» **Set problem**
List all the lines in these records that hold "small".

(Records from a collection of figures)
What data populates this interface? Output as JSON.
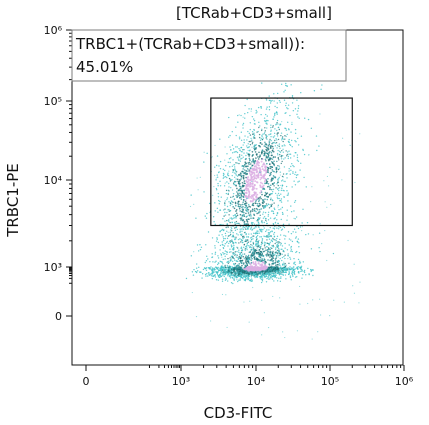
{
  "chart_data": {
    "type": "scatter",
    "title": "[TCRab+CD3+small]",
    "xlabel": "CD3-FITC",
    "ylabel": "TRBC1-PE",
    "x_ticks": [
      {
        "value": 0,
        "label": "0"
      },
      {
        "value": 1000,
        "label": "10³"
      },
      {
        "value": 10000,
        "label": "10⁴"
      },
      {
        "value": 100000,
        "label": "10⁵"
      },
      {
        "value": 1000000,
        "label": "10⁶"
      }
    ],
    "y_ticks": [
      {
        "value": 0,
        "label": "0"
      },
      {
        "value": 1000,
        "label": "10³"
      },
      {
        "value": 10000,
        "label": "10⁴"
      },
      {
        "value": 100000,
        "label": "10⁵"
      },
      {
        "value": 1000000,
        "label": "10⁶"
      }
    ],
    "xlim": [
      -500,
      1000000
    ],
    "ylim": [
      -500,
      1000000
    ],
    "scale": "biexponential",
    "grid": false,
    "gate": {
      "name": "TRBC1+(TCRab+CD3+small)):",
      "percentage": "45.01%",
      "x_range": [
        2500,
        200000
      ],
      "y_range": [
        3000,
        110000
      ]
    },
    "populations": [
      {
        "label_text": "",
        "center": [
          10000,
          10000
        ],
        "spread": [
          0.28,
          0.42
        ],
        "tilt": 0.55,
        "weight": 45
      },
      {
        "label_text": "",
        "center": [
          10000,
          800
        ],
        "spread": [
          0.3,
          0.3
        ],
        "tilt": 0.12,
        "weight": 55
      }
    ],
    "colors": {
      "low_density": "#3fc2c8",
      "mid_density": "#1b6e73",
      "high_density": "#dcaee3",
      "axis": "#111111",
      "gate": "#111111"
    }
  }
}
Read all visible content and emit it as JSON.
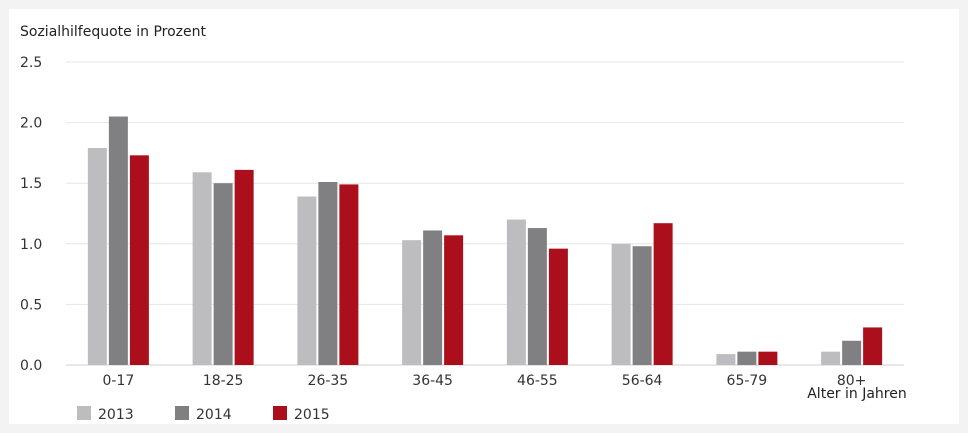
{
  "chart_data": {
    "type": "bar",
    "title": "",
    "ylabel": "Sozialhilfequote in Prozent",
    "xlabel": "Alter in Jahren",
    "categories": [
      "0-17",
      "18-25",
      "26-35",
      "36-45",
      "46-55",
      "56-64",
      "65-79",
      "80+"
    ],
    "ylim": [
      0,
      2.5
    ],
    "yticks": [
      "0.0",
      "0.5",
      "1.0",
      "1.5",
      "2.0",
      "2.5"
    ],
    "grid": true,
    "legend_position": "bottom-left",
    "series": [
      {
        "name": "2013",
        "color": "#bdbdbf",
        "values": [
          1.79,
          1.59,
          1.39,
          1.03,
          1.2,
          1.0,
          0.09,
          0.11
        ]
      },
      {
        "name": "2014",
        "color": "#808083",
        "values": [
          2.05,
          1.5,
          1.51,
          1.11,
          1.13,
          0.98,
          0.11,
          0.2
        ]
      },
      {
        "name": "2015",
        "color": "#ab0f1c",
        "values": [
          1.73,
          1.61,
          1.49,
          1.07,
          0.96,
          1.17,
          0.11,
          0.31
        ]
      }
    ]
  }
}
==
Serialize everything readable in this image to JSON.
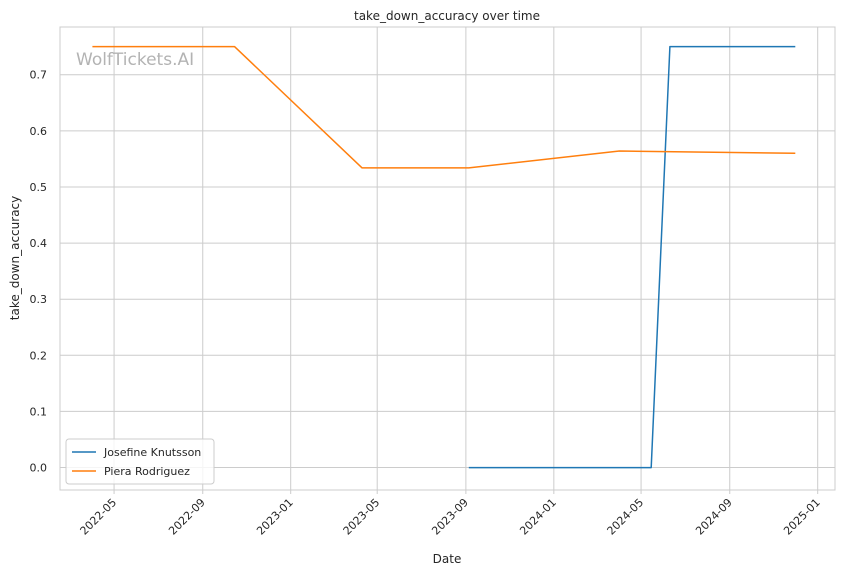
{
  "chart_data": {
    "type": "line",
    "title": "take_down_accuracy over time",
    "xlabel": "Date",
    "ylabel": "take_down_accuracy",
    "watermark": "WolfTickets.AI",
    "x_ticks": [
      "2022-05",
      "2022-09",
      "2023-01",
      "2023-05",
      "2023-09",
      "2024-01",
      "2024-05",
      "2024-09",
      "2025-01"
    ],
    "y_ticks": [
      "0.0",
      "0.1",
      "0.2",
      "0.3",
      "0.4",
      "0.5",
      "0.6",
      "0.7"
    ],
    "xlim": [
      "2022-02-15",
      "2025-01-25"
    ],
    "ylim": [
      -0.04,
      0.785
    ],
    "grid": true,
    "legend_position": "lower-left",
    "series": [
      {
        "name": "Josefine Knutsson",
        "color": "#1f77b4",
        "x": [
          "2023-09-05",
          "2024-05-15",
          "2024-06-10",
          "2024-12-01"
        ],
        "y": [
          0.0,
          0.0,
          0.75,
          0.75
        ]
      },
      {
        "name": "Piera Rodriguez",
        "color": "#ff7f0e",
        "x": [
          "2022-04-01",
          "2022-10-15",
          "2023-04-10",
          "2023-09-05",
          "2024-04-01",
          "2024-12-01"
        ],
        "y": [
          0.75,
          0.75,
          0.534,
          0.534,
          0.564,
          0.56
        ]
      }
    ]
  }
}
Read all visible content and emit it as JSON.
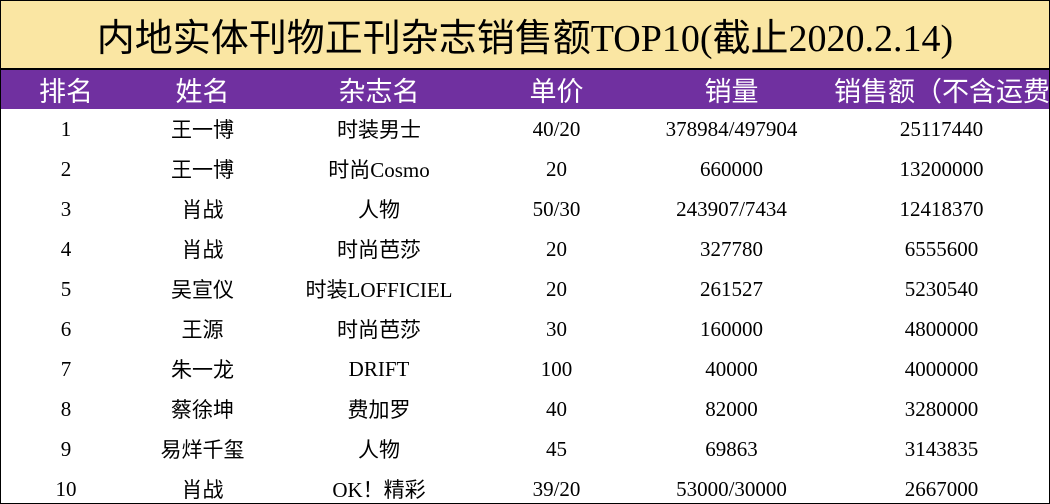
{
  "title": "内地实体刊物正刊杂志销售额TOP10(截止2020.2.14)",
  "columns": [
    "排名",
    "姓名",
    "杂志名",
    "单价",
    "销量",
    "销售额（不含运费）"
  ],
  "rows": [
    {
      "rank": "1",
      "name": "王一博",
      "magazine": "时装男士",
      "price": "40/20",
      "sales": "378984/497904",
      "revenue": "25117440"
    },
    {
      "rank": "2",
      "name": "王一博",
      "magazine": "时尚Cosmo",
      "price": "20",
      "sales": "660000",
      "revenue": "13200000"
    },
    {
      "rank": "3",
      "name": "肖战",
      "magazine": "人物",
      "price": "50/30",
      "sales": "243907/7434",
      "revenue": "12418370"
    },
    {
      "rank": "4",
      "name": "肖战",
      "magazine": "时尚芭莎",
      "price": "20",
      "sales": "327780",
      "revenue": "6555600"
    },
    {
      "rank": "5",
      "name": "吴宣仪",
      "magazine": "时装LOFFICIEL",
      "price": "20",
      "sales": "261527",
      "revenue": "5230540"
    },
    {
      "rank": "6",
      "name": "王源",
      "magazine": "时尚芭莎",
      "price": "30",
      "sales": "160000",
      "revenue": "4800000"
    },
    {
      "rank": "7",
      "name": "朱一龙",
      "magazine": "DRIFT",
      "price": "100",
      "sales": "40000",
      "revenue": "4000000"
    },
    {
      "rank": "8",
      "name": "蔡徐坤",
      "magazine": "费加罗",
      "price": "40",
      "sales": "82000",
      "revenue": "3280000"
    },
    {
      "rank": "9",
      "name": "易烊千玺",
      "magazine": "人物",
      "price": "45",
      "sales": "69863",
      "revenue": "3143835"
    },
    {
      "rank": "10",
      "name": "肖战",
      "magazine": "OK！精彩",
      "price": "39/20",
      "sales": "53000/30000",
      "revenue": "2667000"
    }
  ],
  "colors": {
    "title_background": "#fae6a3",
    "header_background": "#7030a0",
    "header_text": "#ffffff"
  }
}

» **Complete response**
    "title": "[TCRab+CD3+small]",
      "name": "TRBC1+(TCRab+CD3+small)):",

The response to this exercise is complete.